--- BEGIN Material shown ---

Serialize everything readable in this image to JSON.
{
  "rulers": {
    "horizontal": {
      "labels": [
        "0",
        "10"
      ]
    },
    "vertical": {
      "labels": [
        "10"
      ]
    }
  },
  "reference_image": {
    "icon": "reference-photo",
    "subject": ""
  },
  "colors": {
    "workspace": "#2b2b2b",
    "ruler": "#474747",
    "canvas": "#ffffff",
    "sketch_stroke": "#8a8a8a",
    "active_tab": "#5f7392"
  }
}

--- END Material shown ---

- _Exercise_:
Reproduce every record above exactly as it appears.

- _Answer to the problem_:
Serialize everything readable in this image to JSON.
{
  "rulers": {
    "horizontal": {
      "labels": [
        "0",
        "10"
      ]
    },
    "vertical": {
      "labels": [
        "10"
      ]
    }
  },
  "reference_image": {
    "icon": "reference-photo",
    "subject": ""
  },
  "colors": {
    "workspace": "#2b2b2b",
    "ruler": "#474747",
    "canvas": "#ffffff",
    "sketch_stroke": "#8a8a8a",
    "active_tab": "#5f7392"
  }
}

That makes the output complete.